* **Exercise directions**: Report the number of lines containing "name", with no other words.

::: Data lines

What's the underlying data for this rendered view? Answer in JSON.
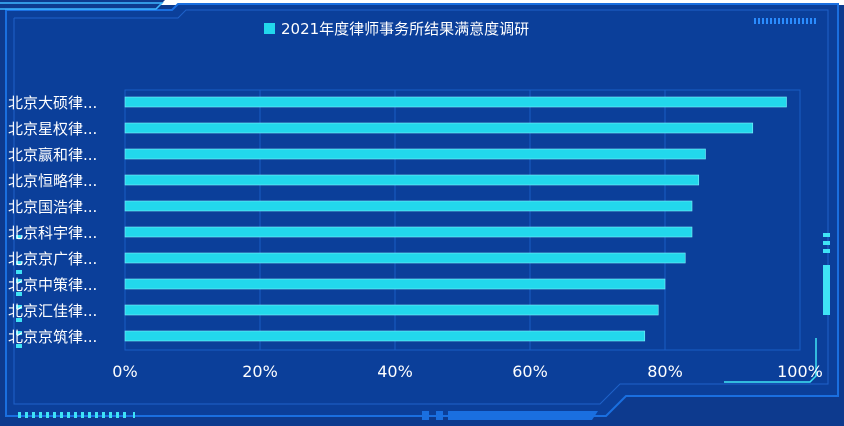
{
  "colors": {
    "background": "#0b3f9a",
    "frame": "#1a6fe0",
    "accent": "#3fe3f5",
    "bar": "#22d8ec",
    "text": "#ffffff"
  },
  "chart_data": {
    "type": "bar",
    "orientation": "horizontal",
    "legend": "2021年度律师事务所结果满意度调研",
    "legend_position": "top-center",
    "categories": [
      "北京大硕律...",
      "北京星权律...",
      "北京赢和律...",
      "北京恒略律...",
      "北京国浩律...",
      "北京科宇律...",
      "北京京广律...",
      "北京中策律...",
      "北京汇佳律...",
      "北京京筑律..."
    ],
    "series": [
      {
        "name": "2021年度律师事务所结果满意度调研",
        "values": [
          98,
          93,
          86,
          85,
          84,
          84,
          83,
          80,
          79,
          77
        ]
      }
    ],
    "xlim": [
      0,
      100
    ],
    "x_ticks": [
      "0%",
      "20%",
      "40%",
      "60%",
      "80%",
      "100%"
    ],
    "grid": true
  }
}
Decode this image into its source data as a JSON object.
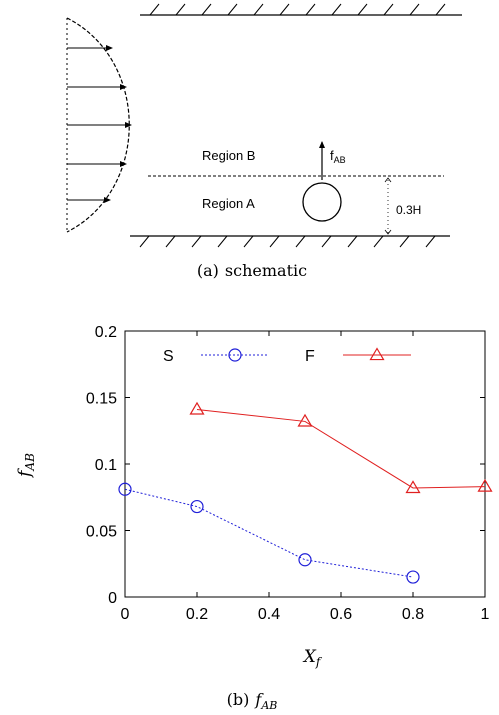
{
  "figure_a": {
    "label_region_b": "Region B",
    "label_region_a": "Region A",
    "force_label": "f",
    "force_sub": "AB",
    "height_label": "0.3H",
    "caption_tag": "(a)",
    "caption_text": "schematic"
  },
  "figure_b": {
    "caption_tag": "(b)",
    "caption_math": "f",
    "caption_sub": "AB"
  },
  "chart_data": {
    "type": "line",
    "xlabel": "X",
    "xlabel_sub": "f",
    "ylabel": "f",
    "ylabel_sub": "AB",
    "xlim": [
      0,
      1
    ],
    "ylim": [
      0,
      0.2
    ],
    "xticks": [
      "0",
      "0.2",
      "0.4",
      "0.6",
      "0.8",
      "1"
    ],
    "yticks": [
      "0",
      "0.05",
      "0.1",
      "0.15",
      "0.2"
    ],
    "legend_position": "top",
    "series": [
      {
        "name": "S",
        "color": "#1f1fd8",
        "marker": "circle",
        "line": "dotted",
        "x": [
          0,
          0.2,
          0.5,
          0.8
        ],
        "y": [
          0.081,
          0.068,
          0.028,
          0.015
        ]
      },
      {
        "name": "F",
        "color": "#e02020",
        "marker": "triangle",
        "line": "solid",
        "x": [
          0.2,
          0.5,
          0.8,
          1.0
        ],
        "y": [
          0.141,
          0.132,
          0.082,
          0.083
        ]
      }
    ]
  }
}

::::::

* **Solution to the problem**: 3